(Items from a figure collection)

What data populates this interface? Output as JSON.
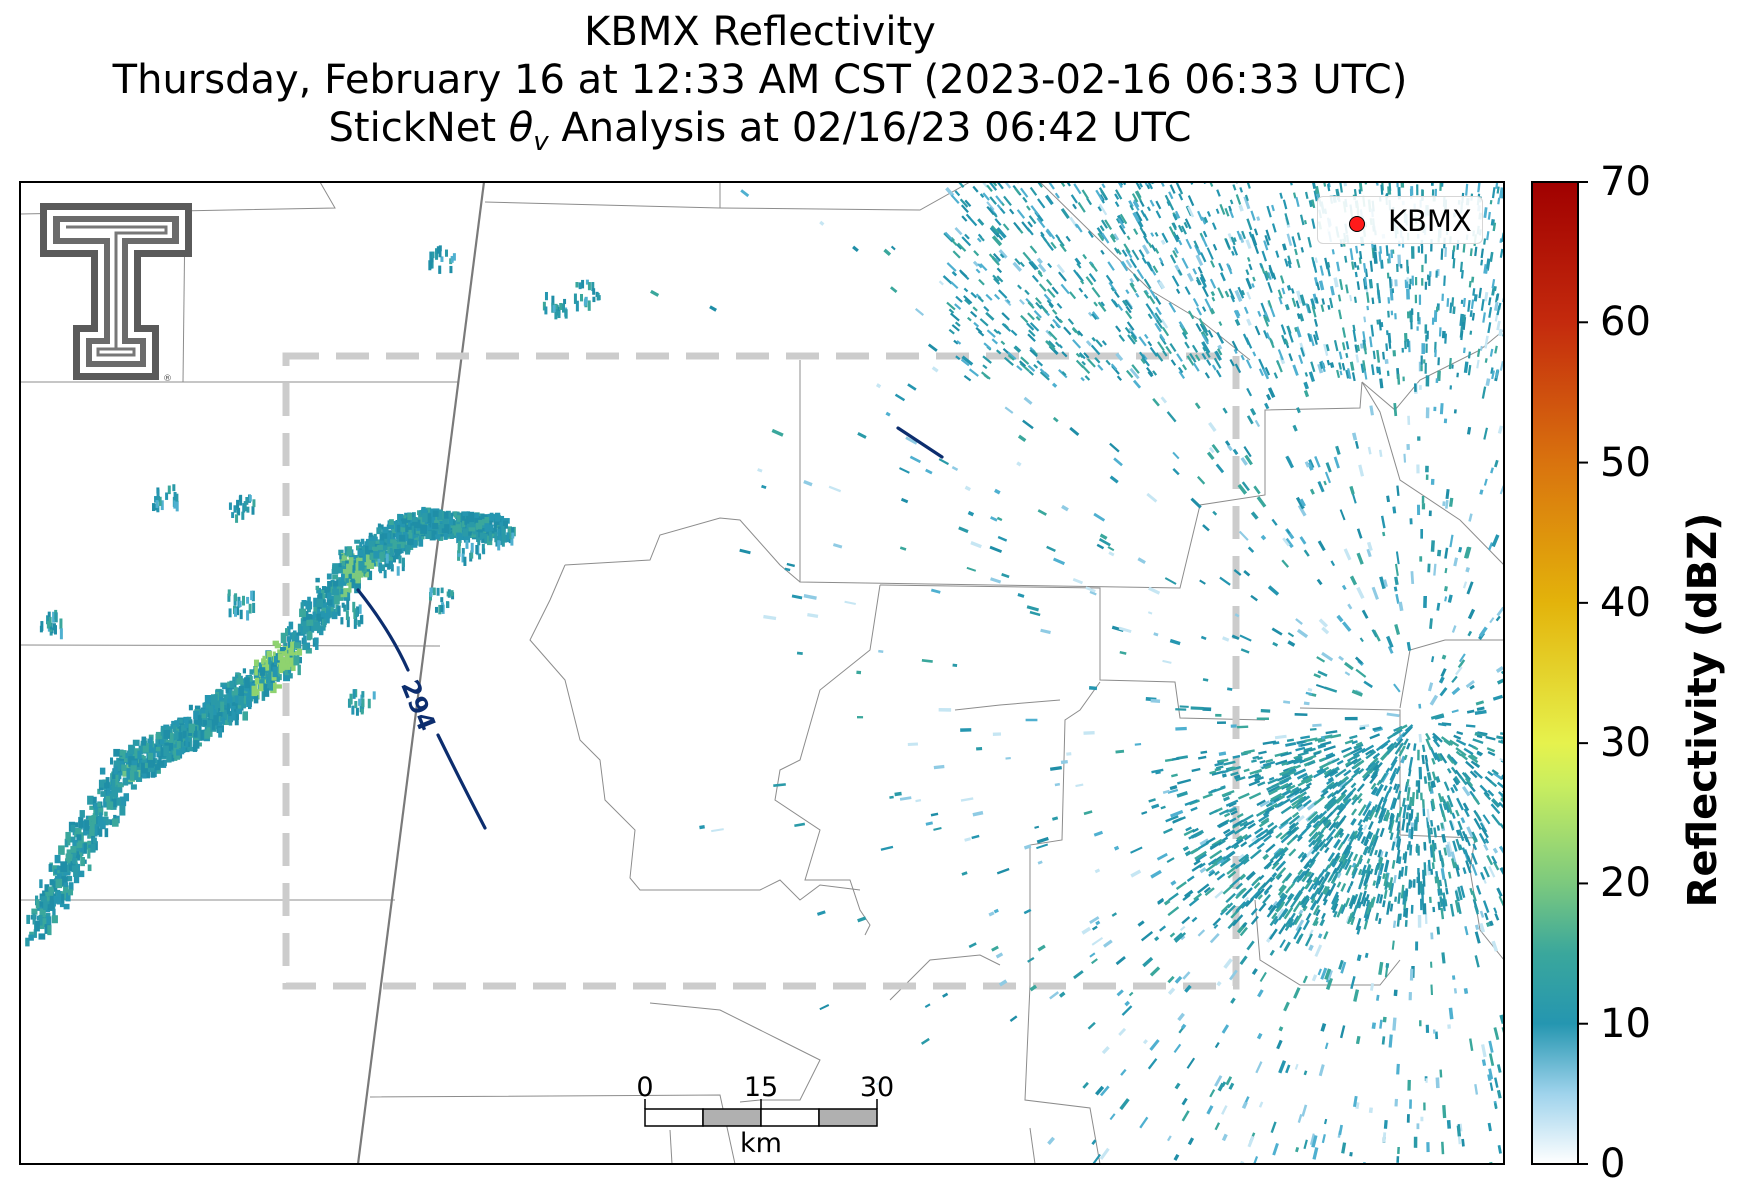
{
  "title": {
    "line1": "KBMX Reflectivity",
    "line2": "Thursday, February 16 at 12:33 AM CST (2023-02-16 06:33 UTC)",
    "line3_prefix": "StickNet ",
    "line3_theta": "θ",
    "line3_sub": "v",
    "line3_suffix": " Analysis at 02/16/23 06:42 UTC"
  },
  "legend": {
    "marker_color": "#ff1a1a",
    "label": "KBMX"
  },
  "colorbar": {
    "label": "Reflectivity (dBZ)",
    "ticks": [
      "0",
      "10",
      "20",
      "30",
      "40",
      "50",
      "60",
      "70"
    ],
    "range": [
      0,
      70
    ],
    "stops": [
      {
        "value": 0,
        "color": "#ffffff"
      },
      {
        "value": 5,
        "color": "#9fd3ec"
      },
      {
        "value": 10,
        "color": "#2596b0"
      },
      {
        "value": 15,
        "color": "#3aa79c"
      },
      {
        "value": 20,
        "color": "#7cc97e"
      },
      {
        "value": 27,
        "color": "#c9ee5f"
      },
      {
        "value": 30,
        "color": "#e6f24d"
      },
      {
        "value": 40,
        "color": "#e3b30b"
      },
      {
        "value": 50,
        "color": "#d9730e"
      },
      {
        "value": 60,
        "color": "#c42a0d"
      },
      {
        "value": 70,
        "color": "#a00000"
      }
    ]
  },
  "contour": {
    "label": "294",
    "color": "#0c2d6e"
  },
  "scalebar": {
    "ticks": [
      "0",
      "15",
      "30"
    ],
    "unit": "km"
  },
  "analysis_box": {
    "color": "#cccccc",
    "style": "dashed"
  },
  "logo": {
    "name": "Texas Tech Double T"
  }
}
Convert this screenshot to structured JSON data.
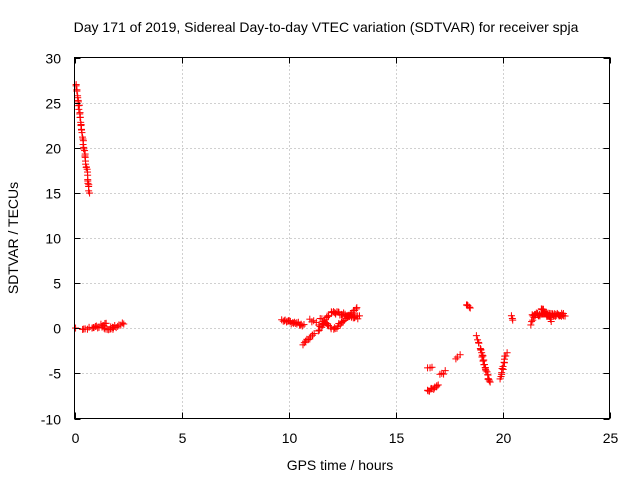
{
  "chart_data": {
    "type": "scatter",
    "title": "Day 171 of 2019, Sidereal Day-to-day VTEC variation (SDTVAR) for receiver spja",
    "xlabel": "GPS time / hours",
    "ylabel": "SDTVAR / TECUs",
    "xlim": [
      0,
      25
    ],
    "ylim": [
      -10,
      30
    ],
    "xticks": [
      "0",
      "5",
      "10",
      "15",
      "20",
      "25"
    ],
    "yticks": [
      "-10",
      "-5",
      "0",
      "5",
      "10",
      "15",
      "20",
      "25",
      "30"
    ],
    "grid": true,
    "marker": "plus",
    "color": "#ff0000",
    "series": [
      {
        "name": "SDTVAR",
        "segments": [
          {
            "x": [
              0.05,
              0.45
            ],
            "y": [
              0.0,
              0.0
            ],
            "n": 2
          },
          {
            "x": [
              0.08,
              0.7
            ],
            "y": [
              27.0,
              15.0
            ],
            "n": 45
          },
          {
            "x": [
              0.4,
              0.9
            ],
            "y": [
              -0.3,
              0.2
            ],
            "n": 6
          },
          {
            "x": [
              0.9,
              1.5
            ],
            "y": [
              0.0,
              0.6
            ],
            "n": 10
          },
          {
            "x": [
              1.3,
              1.8
            ],
            "y": [
              0.2,
              -0.2
            ],
            "n": 8
          },
          {
            "x": [
              1.7,
              2.3
            ],
            "y": [
              0.0,
              0.5
            ],
            "n": 10
          },
          {
            "x": [
              9.7,
              10.7
            ],
            "y": [
              0.8,
              0.4
            ],
            "n": 22
          },
          {
            "x": [
              10.7,
              11.2
            ],
            "y": [
              -1.8,
              -0.5
            ],
            "n": 10
          },
          {
            "x": [
              11.0,
              11.4
            ],
            "y": [
              1.0,
              0.5
            ],
            "n": 5
          },
          {
            "x": [
              11.4,
              11.9
            ],
            "y": [
              -0.2,
              1.5
            ],
            "n": 12
          },
          {
            "x": [
              11.5,
              12.0
            ],
            "y": [
              1.0,
              0.0
            ],
            "n": 10
          },
          {
            "x": [
              12.0,
              13.3
            ],
            "y": [
              1.8,
              1.2
            ],
            "n": 30
          },
          {
            "x": [
              12.1,
              13.2
            ],
            "y": [
              -0.2,
              2.2
            ],
            "n": 22
          },
          {
            "x": [
              16.5,
              16.7
            ],
            "y": [
              -4.3,
              -4.3
            ],
            "n": 3
          },
          {
            "x": [
              16.5,
              17.0
            ],
            "y": [
              -7.0,
              -6.3
            ],
            "n": 12
          },
          {
            "x": [
              17.1,
              17.3
            ],
            "y": [
              -5.2,
              -4.8
            ],
            "n": 4
          },
          {
            "x": [
              17.8,
              18.0
            ],
            "y": [
              -3.3,
              -3.0
            ],
            "n": 3
          },
          {
            "x": [
              18.3,
              18.5
            ],
            "y": [
              2.6,
              2.2
            ],
            "n": 5
          },
          {
            "x": [
              18.8,
              19.0
            ],
            "y": [
              -0.8,
              -2.5
            ],
            "n": 6
          },
          {
            "x": [
              19.0,
              19.4
            ],
            "y": [
              -2.5,
              -6.1
            ],
            "n": 22
          },
          {
            "x": [
              19.9,
              20.1
            ],
            "y": [
              -5.5,
              -3.5
            ],
            "n": 10
          },
          {
            "x": [
              20.1,
              20.2
            ],
            "y": [
              -3.2,
              -2.8
            ],
            "n": 3
          },
          {
            "x": [
              20.4,
              20.5
            ],
            "y": [
              1.3,
              0.8
            ],
            "n": 3
          },
          {
            "x": [
              21.3,
              21.6
            ],
            "y": [
              0.5,
              1.8
            ],
            "n": 6
          },
          {
            "x": [
              21.4,
              22.9
            ],
            "y": [
              1.5,
              1.5
            ],
            "n": 50
          },
          {
            "x": [
              21.8,
              22.3
            ],
            "y": [
              2.3,
              0.8
            ],
            "n": 14
          }
        ]
      }
    ]
  }
}
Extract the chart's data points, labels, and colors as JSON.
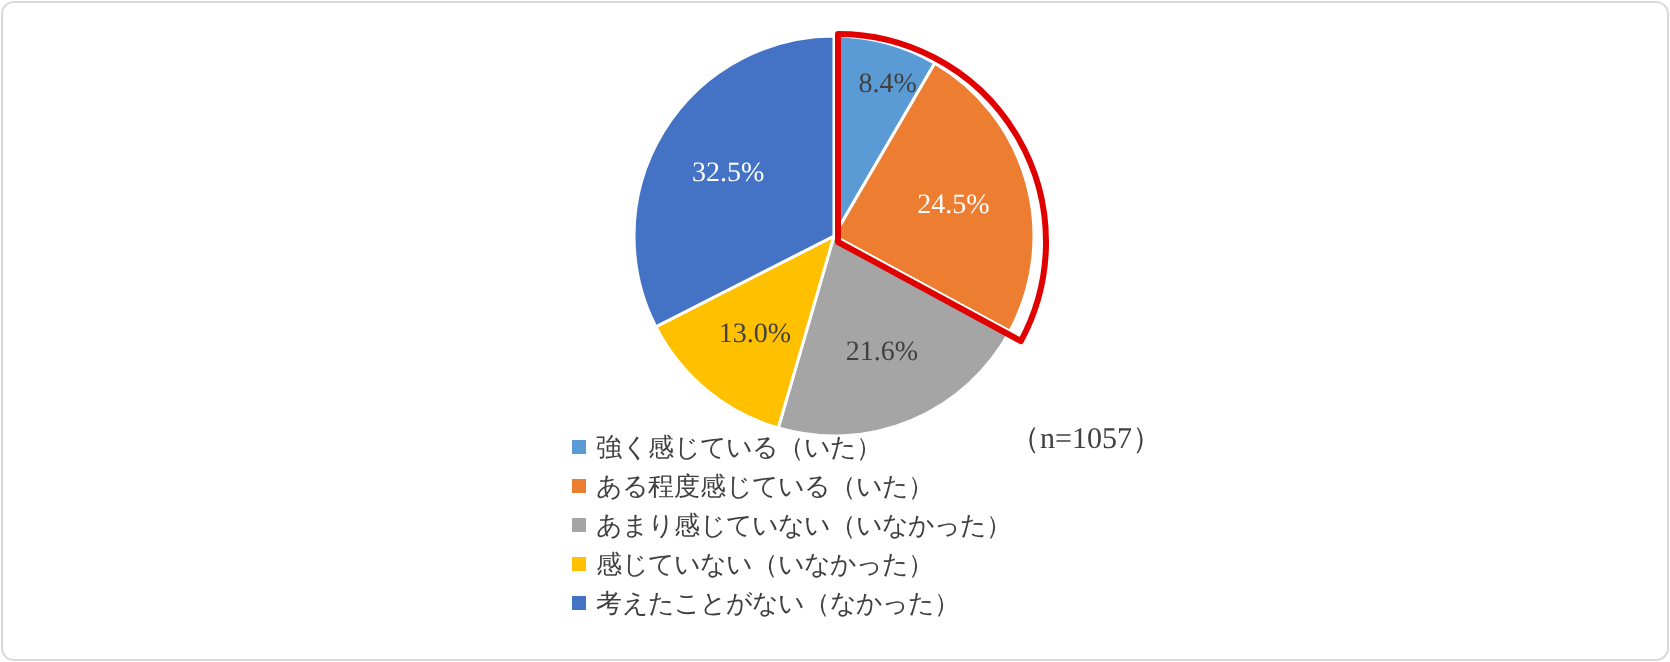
{
  "chart_data": {
    "type": "pie",
    "categories": [
      "強く感じている（いた）",
      "ある程度感じている（いた）",
      "あまり感じていない（いなかった）",
      "感じていない（いなかった）",
      "考えたことがない（なかった）"
    ],
    "values": [
      8.4,
      24.5,
      21.6,
      13.0,
      32.5
    ],
    "value_labels": [
      "8.4%",
      "24.5%",
      "21.6%",
      "13.0%",
      "32.5%"
    ],
    "colors": [
      "#5b9bd5",
      "#ed7d31",
      "#a5a5a5",
      "#ffc000",
      "#4472c4"
    ],
    "legend": "bottom",
    "annotations": [
      "（n=1057）"
    ]
  }
}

**WHAT IS EXPECTED**.
The records above are to be reproduced exactly; the pictures are to be left out.

**FULL SOLUTION**.
What data populates this interface? Output as JSON.
{
  "title": {
    "line1": "KBMX Reflectivity",
    "line2": "Thursday, February 16 at 12:33 AM CST (2023-02-16 06:33 UTC)",
    "line3_prefix": "StickNet ",
    "line3_theta": "θ",
    "line3_sub": "v",
    "line3_suffix": " Analysis at 02/16/23 06:42 UTC"
  },
  "legend": {
    "marker_color": "#ff1a1a",
    "label": "KBMX"
  },
  "colorbar": {
    "label": "Reflectivity (dBZ)",
    "ticks": [
      "0",
      "10",
      "20",
      "30",
      "40",
      "50",
      "60",
      "70"
    ],
    "range": [
      0,
      70
    ],
    "stops": [
      {
        "value": 0,
        "color": "#ffffff"
      },
      {
        "value": 5,
        "color": "#9fd3ec"
      },
      {
        "value": 10,
        "color": "#2596b0"
      },
      {
        "value": 15,
        "color": "#3aa79c"
      },
      {
        "value": 20,
        "color": "#7cc97e"
      },
      {
        "value": 27,
        "color": "#c9ee5f"
      },
      {
        "value": 30,
        "color": "#e6f24d"
      },
      {
        "value": 40,
        "color": "#e3b30b"
      },
      {
        "value": 50,
        "color": "#d9730e"
      },
      {
        "value": 60,
        "color": "#c42a0d"
      },
      {
        "value": 70,
        "color": "#a00000"
      }
    ]
  },
  "contour": {
    "label": "294",
    "color": "#0c2d6e"
  },
  "scalebar": {
    "ticks": [
      "0",
      "15",
      "30"
    ],
    "unit": "km"
  },
  "analysis_box": {
    "color": "#cccccc",
    "style": "dashed"
  },
  "logo": {
    "name": "Texas Tech Double T"
  }
}
Convert this screenshot to structured JSON data.
{
  "chart_data": {
    "type": "scatter",
    "title": "Day 171 of 2019, Sidereal Day-to-day VTEC variation (SDTVAR) for receiver spja",
    "xlabel": "GPS time / hours",
    "ylabel": "SDTVAR / TECUs",
    "xlim": [
      0,
      25
    ],
    "ylim": [
      -10,
      30
    ],
    "xticks": [
      "0",
      "5",
      "10",
      "15",
      "20",
      "25"
    ],
    "yticks": [
      "-10",
      "-5",
      "0",
      "5",
      "10",
      "15",
      "20",
      "25",
      "30"
    ],
    "grid": true,
    "marker": "plus",
    "color": "#ff0000",
    "series": [
      {
        "name": "SDTVAR",
        "segments": [
          {
            "x": [
              0.05,
              0.45
            ],
            "y": [
              0.0,
              0.0
            ],
            "n": 2
          },
          {
            "x": [
              0.08,
              0.7
            ],
            "y": [
              27.0,
              15.0
            ],
            "n": 45
          },
          {
            "x": [
              0.4,
              0.9
            ],
            "y": [
              -0.3,
              0.2
            ],
            "n": 6
          },
          {
            "x": [
              0.9,
              1.5
            ],
            "y": [
              0.0,
              0.6
            ],
            "n": 10
          },
          {
            "x": [
              1.3,
              1.8
            ],
            "y": [
              0.2,
              -0.2
            ],
            "n": 8
          },
          {
            "x": [
              1.7,
              2.3
            ],
            "y": [
              0.0,
              0.5
            ],
            "n": 10
          },
          {
            "x": [
              9.7,
              10.7
            ],
            "y": [
              0.8,
              0.4
            ],
            "n": 22
          },
          {
            "x": [
              10.7,
              11.2
            ],
            "y": [
              -1.8,
              -0.5
            ],
            "n": 10
          },
          {
            "x": [
              11.0,
              11.4
            ],
            "y": [
              1.0,
              0.5
            ],
            "n": 5
          },
          {
            "x": [
              11.4,
              11.9
            ],
            "y": [
              -0.2,
              1.5
            ],
            "n": 12
          },
          {
            "x": [
              11.5,
              12.0
            ],
            "y": [
              1.0,
              0.0
            ],
            "n": 10
          },
          {
            "x": [
              12.0,
              13.3
            ],
            "y": [
              1.8,
              1.2
            ],
            "n": 30
          },
          {
            "x": [
              12.1,
              13.2
            ],
            "y": [
              -0.2,
              2.2
            ],
            "n": 22
          },
          {
            "x": [
              16.5,
              16.7
            ],
            "y": [
              -4.3,
              -4.3
            ],
            "n": 3
          },
          {
            "x": [
              16.5,
              17.0
            ],
            "y": [
              -7.0,
              -6.3
            ],
            "n": 12
          },
          {
            "x": [
              17.1,
              17.3
            ],
            "y": [
              -5.2,
              -4.8
            ],
            "n": 4
          },
          {
            "x": [
              17.8,
              18.0
            ],
            "y": [
              -3.3,
              -3.0
            ],
            "n": 3
          },
          {
            "x": [
              18.3,
              18.5
            ],
            "y": [
              2.6,
              2.2
            ],
            "n": 5
          },
          {
            "x": [
              18.8,
              19.0
            ],
            "y": [
              -0.8,
              -2.5
            ],
            "n": 6
          },
          {
            "x": [
              19.0,
              19.4
            ],
            "y": [
              -2.5,
              -6.1
            ],
            "n": 22
          },
          {
            "x": [
              19.9,
              20.1
            ],
            "y": [
              -5.5,
              -3.5
            ],
            "n": 10
          },
          {
            "x": [
              20.1,
              20.2
            ],
            "y": [
              -3.2,
              -2.8
            ],
            "n": 3
          },
          {
            "x": [
              20.4,
              20.5
            ],
            "y": [
              1.3,
              0.8
            ],
            "n": 3
          },
          {
            "x": [
              21.3,
              21.6
            ],
            "y": [
              0.5,
              1.8
            ],
            "n": 6
          },
          {
            "x": [
              21.4,
              22.9
            ],
            "y": [
              1.5,
              1.5
            ],
            "n": 50
          },
          {
            "x": [
              21.8,
              22.3
            ],
            "y": [
              2.3,
              0.8
            ],
            "n": 14
          }
        ]
      }
    ]
  }
}
Extract the chart's data points, labels, and colors as JSON.
{
  "chart_data": {
    "type": "pie",
    "categories": [
      "強く感じている（いた）",
      "ある程度感じている（いた）",
      "あまり感じていない（いなかった）",
      "感じていない（いなかった）",
      "考えたことがない（なかった）"
    ],
    "values": [
      8.4,
      24.5,
      21.6,
      13.0,
      32.5
    ],
    "value_labels": [
      "8.4%",
      "24.5%",
      "21.6%",
      "13.0%",
      "32.5%"
    ],
    "colors": [
      "#5b9bd5",
      "#ed7d31",
      "#a5a5a5",
      "#ffc000",
      "#4472c4"
    ],
    "legend": "bottom",
    "annotations": [
      "（n=1057）"
    ]
  }
}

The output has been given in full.